:: ENTRIES PROVIDED ::
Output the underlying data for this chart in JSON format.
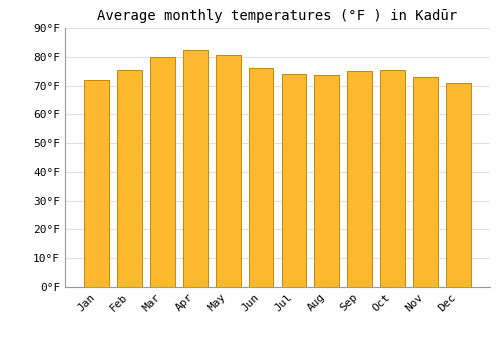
{
  "title": "Average monthly temperatures (°F ) in Kadūr",
  "months": [
    "Jan",
    "Feb",
    "Mar",
    "Apr",
    "May",
    "Jun",
    "Jul",
    "Aug",
    "Sep",
    "Oct",
    "Nov",
    "Dec"
  ],
  "values": [
    72,
    75.5,
    80,
    82.5,
    80.5,
    76,
    74,
    73.5,
    75,
    75.5,
    73,
    71
  ],
  "bar_color": "#FDB92E",
  "bar_edge_color": "#C8860A",
  "background_color": "#FFFFFF",
  "grid_color": "#E0E0E0",
  "ylim": [
    0,
    90
  ],
  "yticks": [
    0,
    10,
    20,
    30,
    40,
    50,
    60,
    70,
    80,
    90
  ],
  "title_fontsize": 10,
  "tick_fontsize": 8,
  "font_family": "monospace"
}
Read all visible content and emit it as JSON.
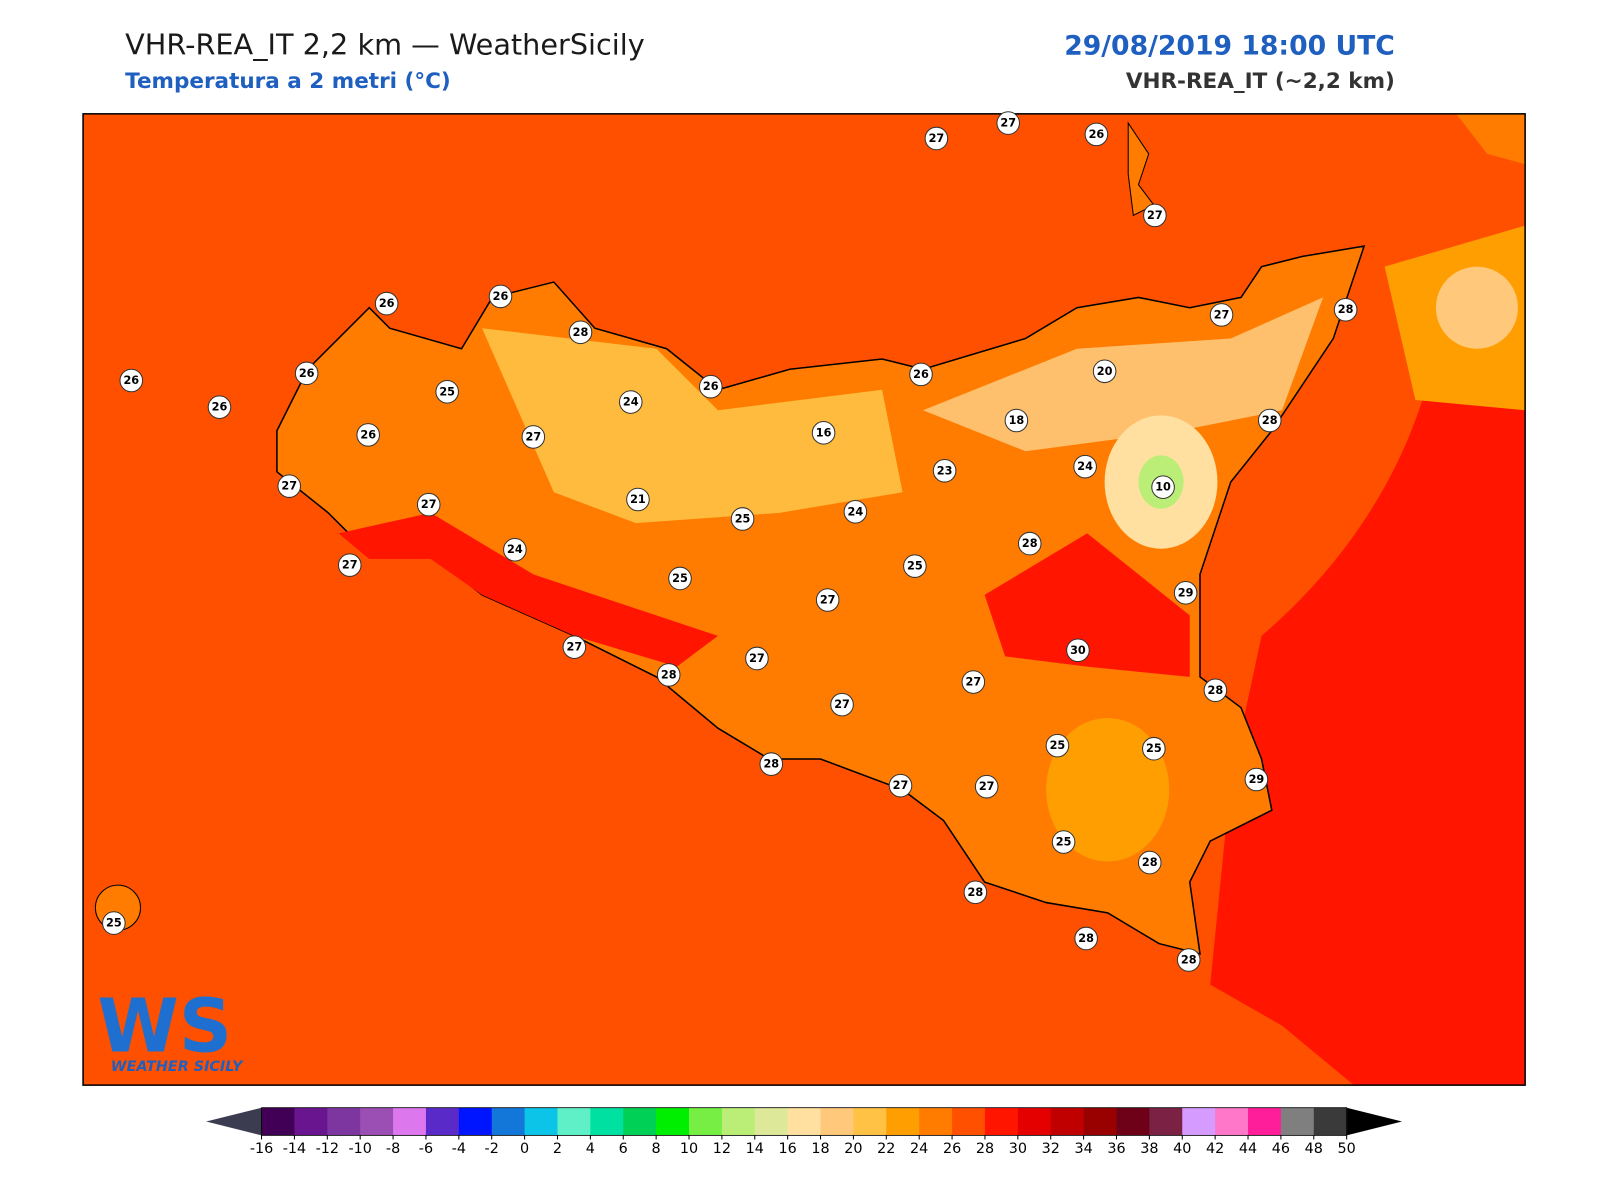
{
  "header": {
    "title": "VHR-REA_IT 2,2 km — WeatherSicily",
    "subtitle": "Temperatura a 2 metri (°C)",
    "datetime": "29/08/2019 18:00 UTC",
    "model": "VHR-REA_IT (~2,2 km)"
  },
  "logo": {
    "text": "WEATHER SICILY"
  },
  "stations": [
    27,
    27,
    26,
    27,
    26,
    26,
    28,
    27,
    28,
    26,
    26,
    26,
    25,
    24,
    26,
    26,
    20,
    26,
    27,
    16,
    18,
    28,
    27,
    27,
    21,
    23,
    24,
    10,
    25,
    24,
    27,
    24,
    28,
    25,
    25,
    27,
    29,
    27,
    28,
    27,
    30,
    27,
    28,
    27,
    25,
    25,
    28,
    27,
    27,
    29,
    25,
    28,
    28,
    25,
    28,
    28
  ],
  "colorbar": {
    "ticks": [
      -16,
      -14,
      -12,
      -10,
      -8,
      -6,
      -4,
      -2,
      0,
      2,
      4,
      6,
      8,
      10,
      12,
      14,
      16,
      18,
      20,
      22,
      24,
      26,
      28,
      30,
      32,
      34,
      36,
      38,
      40,
      42,
      44,
      46,
      48,
      50
    ],
    "colors": [
      "#410055",
      "#6a1590",
      "#7d35a0",
      "#9b4fb5",
      "#dd77ee",
      "#5a2ac8",
      "#0015ff",
      "#1277d8",
      "#0cc4e8",
      "#60f0c8",
      "#00e0a0",
      "#00d055",
      "#00ee00",
      "#77ee44",
      "#bbee77",
      "#dde899",
      "#ffe0a0",
      "#ffc87a",
      "#ffc244",
      "#ff9e00",
      "#ff7c00",
      "#ff5000",
      "#ff1500",
      "#e50000",
      "#c00000",
      "#990000",
      "#6e0018",
      "#7b2244",
      "#d59bff",
      "#ff77c8",
      "#ff1e99",
      "#7f7f7f",
      "#3a3a3a"
    ],
    "under": "#3c3c50",
    "over": "#000000"
  }
}
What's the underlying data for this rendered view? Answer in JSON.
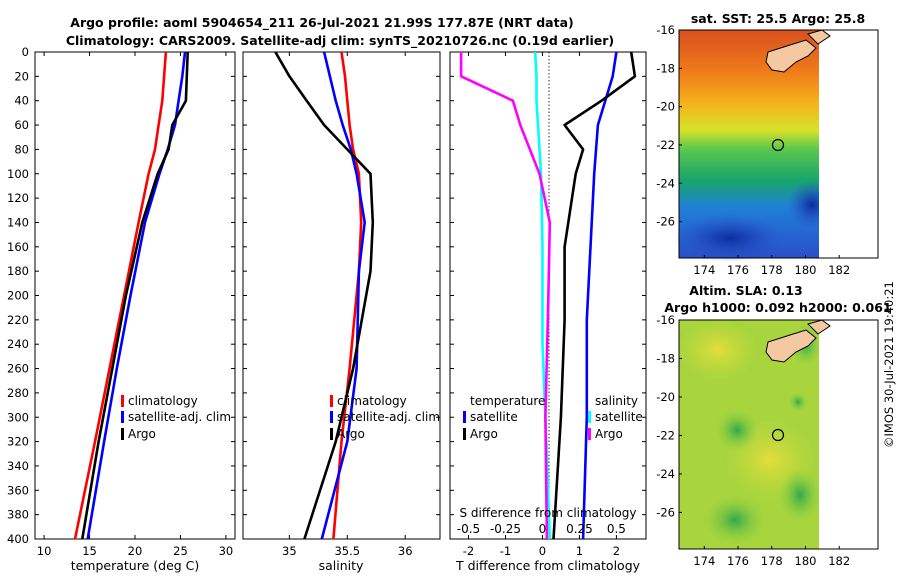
:::
Are you able to set down all the lines above exactly, without any pictures?

Output the underlying data for this chart in JSON format.
{
  "title": "Average monthly temperatures (°F ) in Kadūr",
  "months": [
    "Jan",
    "Feb",
    "Mar",
    "Apr",
    "May",
    "Jun",
    "Jul",
    "Aug",
    "Sep",
    "Oct",
    "Nov",
    "Dec"
  ],
  "values": [
    72,
    75.5,
    80,
    82.5,
    80.5,
    76,
    74,
    73.5,
    75,
    75.5,
    73,
    71
  ],
  "bar_color": "#FDB92E",
  "bar_edge_color": "#C8860A",
  "background_color": "#FFFFFF",
  "grid_color": "#E0E0E0",
  "ylim": [
    0,
    90
  ],
  "yticks": [
    0,
    10,
    20,
    30,
    40,
    50,
    60,
    70,
    80,
    90
  ],
  "title_fontsize": 10,
  "tick_fontsize": 8,
  "font_family": "monospace"
}
Read all visible content and emit it as JSON.
{
  "header": {
    "title": "VHR-REA_IT 2,2 km — WeatherSicily",
    "subtitle": "Temperatura a 2 metri (°C)",
    "datetime": "29/08/2019 18:00 UTC",
    "model": "VHR-REA_IT (~2,2 km)"
  },
  "logo": {
    "text": "WEATHER SICILY"
  },
  "stations": [
    27,
    27,
    26,
    27,
    26,
    26,
    28,
    27,
    28,
    26,
    26,
    26,
    25,
    24,
    26,
    26,
    20,
    26,
    27,
    16,
    18,
    28,
    27,
    27,
    21,
    23,
    24,
    10,
    25,
    24,
    27,
    24,
    28,
    25,
    25,
    27,
    29,
    27,
    28,
    27,
    30,
    27,
    28,
    27,
    25,
    25,
    28,
    27,
    27,
    29,
    25,
    28,
    28,
    25,
    28,
    28
  ],
  "colorbar": {
    "ticks": [
      -16,
      -14,
      -12,
      -10,
      -8,
      -6,
      -4,
      -2,
      0,
      2,
      4,
      6,
      8,
      10,
      12,
      14,
      16,
      18,
      20,
      22,
      24,
      26,
      28,
      30,
      32,
      34,
      36,
      38,
      40,
      42,
      44,
      46,
      48,
      50
    ],
    "colors": [
      "#410055",
      "#6a1590",
      "#7d35a0",
      "#9b4fb5",
      "#dd77ee",
      "#5a2ac8",
      "#0015ff",
      "#1277d8",
      "#0cc4e8",
      "#60f0c8",
      "#00e0a0",
      "#00d055",
      "#00ee00",
      "#77ee44",
      "#bbee77",
      "#dde899",
      "#ffe0a0",
      "#ffc87a",
      "#ffc244",
      "#ff9e00",
      "#ff7c00",
      "#ff5000",
      "#ff1500",
      "#e50000",
      "#c00000",
      "#990000",
      "#6e0018",
      "#7b2244",
      "#d59bff",
      "#ff77c8",
      "#ff1e99",
      "#7f7f7f",
      "#3a3a3a"
    ],
    "under": "#3c3c50",
    "over": "#000000"
  }
}
What's the underlying data for this rendered view? Answer in JSON.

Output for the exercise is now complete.